#### [Assigned task 1]
In the excerpt about changed defaults, rewrite the passage from "Also defaults should" to "nothing about this.", changing "changelog" to "release notes".
#### [Assigned task 2]
Using the excerpt about changed defaults, answer yes or no to each statement below and quote the exact words that decide it.
(a) The writer holds that defaults should not change without notice.
(b) The writer found update notes that mention the change.
(c) The writer's first step was to look for update notes or a changelog.

#### [Selected excerpt]
━━━━━━━━━━━━━━━━━━━━

Also defaults should not change without any notice. My first thing was to search any relevant update notes or changelog, but I found nothing about this.

━━━━━━━━━━━━━━━━━━━━

#### [Extracted records]

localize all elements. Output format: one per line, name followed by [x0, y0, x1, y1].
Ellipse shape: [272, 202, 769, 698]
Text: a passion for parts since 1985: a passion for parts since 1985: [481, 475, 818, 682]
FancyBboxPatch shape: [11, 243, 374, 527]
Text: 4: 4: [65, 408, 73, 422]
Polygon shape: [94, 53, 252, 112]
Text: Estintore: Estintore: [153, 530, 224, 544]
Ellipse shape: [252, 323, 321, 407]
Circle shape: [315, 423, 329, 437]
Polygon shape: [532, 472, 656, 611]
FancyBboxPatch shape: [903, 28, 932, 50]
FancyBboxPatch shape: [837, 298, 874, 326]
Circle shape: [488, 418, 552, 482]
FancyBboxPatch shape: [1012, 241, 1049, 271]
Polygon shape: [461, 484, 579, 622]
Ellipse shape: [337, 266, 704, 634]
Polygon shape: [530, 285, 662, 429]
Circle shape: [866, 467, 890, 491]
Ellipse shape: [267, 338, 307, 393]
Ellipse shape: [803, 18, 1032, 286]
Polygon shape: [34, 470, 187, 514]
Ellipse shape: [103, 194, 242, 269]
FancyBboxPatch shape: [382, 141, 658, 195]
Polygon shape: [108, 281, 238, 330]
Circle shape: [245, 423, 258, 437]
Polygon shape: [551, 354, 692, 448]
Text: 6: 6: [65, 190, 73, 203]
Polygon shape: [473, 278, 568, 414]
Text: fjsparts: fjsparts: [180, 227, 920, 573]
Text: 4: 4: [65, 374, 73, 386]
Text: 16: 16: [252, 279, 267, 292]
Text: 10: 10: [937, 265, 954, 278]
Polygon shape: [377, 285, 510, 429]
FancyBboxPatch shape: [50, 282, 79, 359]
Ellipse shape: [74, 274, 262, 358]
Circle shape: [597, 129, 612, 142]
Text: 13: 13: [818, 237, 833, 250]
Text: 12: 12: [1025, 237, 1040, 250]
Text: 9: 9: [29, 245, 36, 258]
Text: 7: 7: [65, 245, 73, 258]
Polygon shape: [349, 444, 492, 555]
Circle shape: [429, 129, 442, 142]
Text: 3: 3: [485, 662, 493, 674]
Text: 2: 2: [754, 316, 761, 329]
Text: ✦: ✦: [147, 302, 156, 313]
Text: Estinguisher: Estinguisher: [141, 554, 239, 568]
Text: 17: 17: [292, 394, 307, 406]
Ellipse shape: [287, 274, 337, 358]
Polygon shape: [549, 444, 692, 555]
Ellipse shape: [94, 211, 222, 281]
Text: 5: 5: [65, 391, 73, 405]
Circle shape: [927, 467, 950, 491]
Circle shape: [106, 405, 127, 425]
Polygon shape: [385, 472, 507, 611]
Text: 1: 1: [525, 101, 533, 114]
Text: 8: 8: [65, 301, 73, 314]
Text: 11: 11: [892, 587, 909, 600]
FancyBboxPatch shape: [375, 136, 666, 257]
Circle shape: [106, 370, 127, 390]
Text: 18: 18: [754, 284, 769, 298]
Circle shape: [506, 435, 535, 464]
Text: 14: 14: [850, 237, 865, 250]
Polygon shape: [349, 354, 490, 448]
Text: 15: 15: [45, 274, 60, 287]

━━━━━━━━━━━━━━━━━━━━

#### [Answer space 1]
Also defaults should not change without any notice. My first thing was to search any relevant update notes or release notes, but I found nothing about this.

#### [Answer space 2]
(a) Yes: "defaults should not change without any notice"
(b) No: "I found nothing about this"
(c) Yes: "My first thing was to search any relevant update notes or changelog"